Raw records>

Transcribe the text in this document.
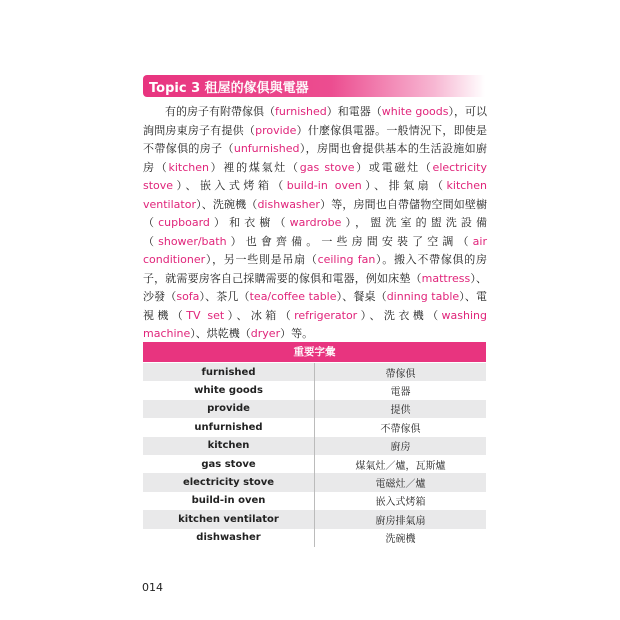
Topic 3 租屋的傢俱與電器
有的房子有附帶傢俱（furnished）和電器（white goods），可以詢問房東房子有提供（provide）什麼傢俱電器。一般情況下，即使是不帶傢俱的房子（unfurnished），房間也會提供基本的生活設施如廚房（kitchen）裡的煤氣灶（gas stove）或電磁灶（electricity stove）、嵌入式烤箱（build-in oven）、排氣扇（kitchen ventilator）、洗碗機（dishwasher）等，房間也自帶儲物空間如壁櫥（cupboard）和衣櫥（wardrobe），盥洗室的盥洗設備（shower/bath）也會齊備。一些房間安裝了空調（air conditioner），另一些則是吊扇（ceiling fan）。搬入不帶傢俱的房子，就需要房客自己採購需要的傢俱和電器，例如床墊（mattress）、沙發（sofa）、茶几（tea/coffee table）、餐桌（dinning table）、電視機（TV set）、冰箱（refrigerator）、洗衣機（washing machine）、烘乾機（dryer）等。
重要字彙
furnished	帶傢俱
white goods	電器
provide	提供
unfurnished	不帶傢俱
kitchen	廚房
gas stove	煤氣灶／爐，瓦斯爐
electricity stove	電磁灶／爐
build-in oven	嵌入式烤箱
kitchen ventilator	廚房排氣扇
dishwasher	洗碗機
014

What you should do> Say how many lines include the word "unfurnished"; reply with the number alone.

Result of this task> 2